Instructions to follow:
Copy out every line of the data exactly.
____ Given entries
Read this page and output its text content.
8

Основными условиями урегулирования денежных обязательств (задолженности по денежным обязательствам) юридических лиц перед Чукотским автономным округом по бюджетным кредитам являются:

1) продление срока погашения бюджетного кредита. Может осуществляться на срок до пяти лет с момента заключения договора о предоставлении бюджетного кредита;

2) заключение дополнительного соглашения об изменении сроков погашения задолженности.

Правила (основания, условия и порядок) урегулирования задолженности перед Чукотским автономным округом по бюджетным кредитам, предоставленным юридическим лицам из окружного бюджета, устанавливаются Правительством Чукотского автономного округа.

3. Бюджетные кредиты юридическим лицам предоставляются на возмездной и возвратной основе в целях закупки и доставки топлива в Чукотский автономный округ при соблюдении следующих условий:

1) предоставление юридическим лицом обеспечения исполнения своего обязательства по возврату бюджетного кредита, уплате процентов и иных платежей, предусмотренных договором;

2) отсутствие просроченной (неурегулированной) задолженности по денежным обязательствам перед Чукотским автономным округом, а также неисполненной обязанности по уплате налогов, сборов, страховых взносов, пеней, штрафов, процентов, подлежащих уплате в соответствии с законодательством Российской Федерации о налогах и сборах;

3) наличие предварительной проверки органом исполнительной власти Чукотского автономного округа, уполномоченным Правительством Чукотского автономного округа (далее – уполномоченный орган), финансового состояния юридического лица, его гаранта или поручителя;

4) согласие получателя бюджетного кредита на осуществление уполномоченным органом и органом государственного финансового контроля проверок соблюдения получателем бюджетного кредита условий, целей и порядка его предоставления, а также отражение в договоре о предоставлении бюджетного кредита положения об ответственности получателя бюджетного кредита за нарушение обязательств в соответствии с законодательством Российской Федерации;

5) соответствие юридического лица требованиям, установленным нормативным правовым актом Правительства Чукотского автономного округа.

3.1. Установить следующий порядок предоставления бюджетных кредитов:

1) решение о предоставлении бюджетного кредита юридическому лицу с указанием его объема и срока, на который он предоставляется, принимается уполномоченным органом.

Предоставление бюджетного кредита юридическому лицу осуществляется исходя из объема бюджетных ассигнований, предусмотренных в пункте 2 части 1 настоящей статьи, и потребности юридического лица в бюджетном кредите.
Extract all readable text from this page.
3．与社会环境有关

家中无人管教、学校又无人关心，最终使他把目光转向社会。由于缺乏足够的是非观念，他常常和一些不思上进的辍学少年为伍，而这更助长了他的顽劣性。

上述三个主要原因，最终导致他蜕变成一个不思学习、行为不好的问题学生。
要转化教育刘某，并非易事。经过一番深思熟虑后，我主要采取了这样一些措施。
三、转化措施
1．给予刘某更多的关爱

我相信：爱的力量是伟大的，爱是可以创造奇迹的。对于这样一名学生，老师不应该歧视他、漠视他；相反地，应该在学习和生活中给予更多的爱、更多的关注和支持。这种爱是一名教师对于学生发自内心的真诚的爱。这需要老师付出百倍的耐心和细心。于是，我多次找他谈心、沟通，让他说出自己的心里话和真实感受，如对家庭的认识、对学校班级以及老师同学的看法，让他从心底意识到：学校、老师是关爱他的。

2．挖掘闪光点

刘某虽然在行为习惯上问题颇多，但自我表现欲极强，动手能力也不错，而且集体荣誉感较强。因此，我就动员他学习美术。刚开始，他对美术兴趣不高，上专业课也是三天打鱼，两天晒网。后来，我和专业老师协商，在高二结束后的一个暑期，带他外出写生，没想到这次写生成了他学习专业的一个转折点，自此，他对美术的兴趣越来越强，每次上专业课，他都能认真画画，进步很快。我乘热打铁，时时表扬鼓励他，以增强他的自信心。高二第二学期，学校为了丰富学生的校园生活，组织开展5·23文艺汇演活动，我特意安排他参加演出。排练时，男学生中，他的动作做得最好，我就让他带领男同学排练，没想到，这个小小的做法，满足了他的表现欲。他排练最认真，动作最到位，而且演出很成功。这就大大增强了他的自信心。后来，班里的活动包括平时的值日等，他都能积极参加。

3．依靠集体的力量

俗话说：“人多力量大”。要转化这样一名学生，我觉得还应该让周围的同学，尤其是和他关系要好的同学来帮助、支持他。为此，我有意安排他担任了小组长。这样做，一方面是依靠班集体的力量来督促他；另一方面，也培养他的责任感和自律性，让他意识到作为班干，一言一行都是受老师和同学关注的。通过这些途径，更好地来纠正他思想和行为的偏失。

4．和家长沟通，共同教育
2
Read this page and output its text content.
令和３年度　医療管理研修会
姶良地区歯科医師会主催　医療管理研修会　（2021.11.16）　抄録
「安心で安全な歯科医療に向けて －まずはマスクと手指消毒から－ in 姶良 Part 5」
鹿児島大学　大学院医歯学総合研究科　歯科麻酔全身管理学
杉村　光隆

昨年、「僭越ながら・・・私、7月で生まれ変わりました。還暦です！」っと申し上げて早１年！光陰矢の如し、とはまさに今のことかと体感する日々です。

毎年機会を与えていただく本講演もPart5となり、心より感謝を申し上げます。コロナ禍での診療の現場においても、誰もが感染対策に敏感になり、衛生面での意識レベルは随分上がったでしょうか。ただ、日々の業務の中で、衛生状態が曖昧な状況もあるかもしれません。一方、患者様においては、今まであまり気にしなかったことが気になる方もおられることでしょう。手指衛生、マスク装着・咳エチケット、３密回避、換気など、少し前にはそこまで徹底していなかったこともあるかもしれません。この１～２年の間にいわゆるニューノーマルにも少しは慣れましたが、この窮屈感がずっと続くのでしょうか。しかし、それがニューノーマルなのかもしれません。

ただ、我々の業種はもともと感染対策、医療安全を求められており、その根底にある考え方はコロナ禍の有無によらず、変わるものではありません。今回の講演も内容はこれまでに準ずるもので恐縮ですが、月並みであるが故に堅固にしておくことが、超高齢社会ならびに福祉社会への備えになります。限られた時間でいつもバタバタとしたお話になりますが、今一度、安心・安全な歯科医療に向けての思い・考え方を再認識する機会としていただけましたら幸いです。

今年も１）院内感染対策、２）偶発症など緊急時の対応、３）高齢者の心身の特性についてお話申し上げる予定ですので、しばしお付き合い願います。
________
The output:
Read this page and output its text content.
8

Основными условиями урегулирования денежных обязательств (задолженности по денежным обязательствам) юридических лиц перед Чукотским автономным округом по бюджетным кредитам являются:

1) продление срока погашения бюджетного кредита. Может осуществляться на срок до пяти лет с момента заключения договора о предоставлении бюджетного кредита;

2) заключение дополнительного соглашения об изменении сроков погашения задолженности.

Правила (основания, условия и порядок) урегулирования задолженности перед Чукотским автономным округом по бюджетным кредитам, предоставленным юридическим лицам из окружного бюджета, устанавливаются Правительством Чукотского автономного округа.

3. Бюджетные кредиты юридическим лицам предоставляются на возмездной и возвратной основе в целях закупки и доставки топлива в Чукотский автономный округ при соблюдении следующих условий:

1) предоставление юридическим лицом обеспечения исполнения своего обязательства по возврату бюджетного кредита, уплате процентов и иных платежей, предусмотренных договором;

2) отсутствие просроченной (неурегулированной) задолженности по денежным обязательствам перед Чукотским автономным округом, а также неисполненной обязанности по уплате налогов, сборов, страховых взносов, пеней, штрафов, процентов, подлежащих уплате в соответствии с законодательством Российской Федерации о налогах и сборах;

3) наличие предварительной проверки органом исполнительной власти Чукотского автономного округа, уполномоченным Правительством Чукотского автономного округа (далее – уполномоченный орган), финансового состояния юридического лица, его гаранта или поручителя;

4) согласие получателя бюджетного кредита на осуществление уполномоченным органом и органом государственного финансового контроля проверок соблюдения получателем бюджетного кредита условий, целей и порядка его предоставления, а также отражение в договоре о предоставлении бюджетного кредита положения об ответственности получателя бюджетного кредита за нарушение обязательств в соответствии с законодательством Российской Федерации;

5) соответствие юридического лица требованиям, установленным нормативным правовым актом Правительства Чукотского автономного округа.

3.1. Установить следующий порядок предоставления бюджетных кредитов:

1) решение о предоставлении бюджетного кредита юридическому лицу с указанием его объема и срока, на который он предоставляется, принимается уполномоченным органом.

Предоставление бюджетного кредита юридическому лицу осуществляется исходя из объема бюджетных ассигнований, предусмотренных в пункте 2 части 1 настоящей статьи, и потребности юридического лица в бюджетном кредите.
Extract all readable text from this page.
3．与社会环境有关

家中无人管教、学校又无人关心，最终使他把目光转向社会。由于缺乏足够的是非观念，他常常和一些不思上进的辍学少年为伍，而这更助长了他的顽劣性。

上述三个主要原因，最终导致他蜕变成一个不思学习、行为不好的问题学生。
要转化教育刘某，并非易事。经过一番深思熟虑后，我主要采取了这样一些措施。
三、转化措施
1．给予刘某更多的关爱

我相信：爱的力量是伟大的，爱是可以创造奇迹的。对于这样一名学生，老师不应该歧视他、漠视他；相反地，应该在学习和生活中给予更多的爱、更多的关注和支持。这种爱是一名教师对于学生发自内心的真诚的爱。这需要老师付出百倍的耐心和细心。于是，我多次找他谈心、沟通，让他说出自己的心里话和真实感受，如对家庭的认识、对学校班级以及老师同学的看法，让他从心底意识到：学校、老师是关爱他的。

2．挖掘闪光点

刘某虽然在行为习惯上问题颇多，但自我表现欲极强，动手能力也不错，而且集体荣誉感较强。因此，我就动员他学习美术。刚开始，他对美术兴趣不高，上专业课也是三天打鱼，两天晒网。后来，我和专业老师协商，在高二结束后的一个暑期，带他外出写生，没想到这次写生成了他学习专业的一个转折点，自此，他对美术的兴趣越来越强，每次上专业课，他都能认真画画，进步很快。我乘热打铁，时时表扬鼓励他，以增强他的自信心。高二第二学期，学校为了丰富学生的校园生活，组织开展5·23文艺汇演活动，我特意安排他参加演出。排练时，男学生中，他的动作做得最好，我就让他带领男同学排练，没想到，这个小小的做法，满足了他的表现欲。他排练最认真，动作最到位，而且演出很成功。这就大大增强了他的自信心。后来，班里的活动包括平时的值日等，他都能积极参加。

3．依靠集体的力量

俗话说：“人多力量大”。要转化这样一名学生，我觉得还应该让周围的同学，尤其是和他关系要好的同学来帮助、支持他。为此，我有意安排他担任了小组长。这样做，一方面是依靠班集体的力量来督促他；另一方面，也培养他的责任感和自律性，让他意识到作为班干，一言一行都是受老师和同学关注的。通过这些途径，更好地来纠正他思想和行为的偏失。

4．和家长沟通，共同教育
2
Read this page and output its text content.
令和３年度　医療管理研修会
姶良地区歯科医師会主催　医療管理研修会　（2021.11.16）　抄録
「安心で安全な歯科医療に向けて －まずはマスクと手指消毒から－ in 姶良 Part 5」
鹿児島大学　大学院医歯学総合研究科　歯科麻酔全身管理学
杉村　光隆

昨年、「僭越ながら・・・私、7月で生まれ変わりました。還暦です！」っと申し上げて早１年！光陰矢の如し、とはまさに今のことかと体感する日々です。

毎年機会を与えていただく本講演もPart5となり、心より感謝を申し上げます。コロナ禍での診療の現場においても、誰もが感染対策に敏感になり、衛生面での意識レベルは随分上がったでしょうか。ただ、日々の業務の中で、衛生状態が曖昧な状況もあるかもしれません。一方、患者様においては、今まであまり気にしなかったことが気になる方もおられることでしょう。手指衛生、マスク装着・咳エチケット、３密回避、換気など、少し前にはそこまで徹底していなかったこともあるかもしれません。この１～２年の間にいわゆるニューノーマルにも少しは慣れましたが、この窮屈感がずっと続くのでしょうか。しかし、それがニューノーマルなのかもしれません。

ただ、我々の業種はもともと感染対策、医療安全を求められており、その根底にある考え方はコロナ禍の有無によらず、変わるものではありません。今回の講演も内容はこれまでに準ずるもので恐縮ですが、月並みであるが故に堅固にしておくことが、超高齢社会ならびに福祉社会への備えになります。限られた時間でいつもバタバタとしたお話になりますが、今一度、安心・安全な歯科医療に向けての思い・考え方を再認識する機会としていただけましたら幸いです。

今年も１）院内感染対策、２）偶発症など緊急時の対応、３）高齢者の心身の特性についてお話申し上げる予定ですので、しばしお付き合い願います。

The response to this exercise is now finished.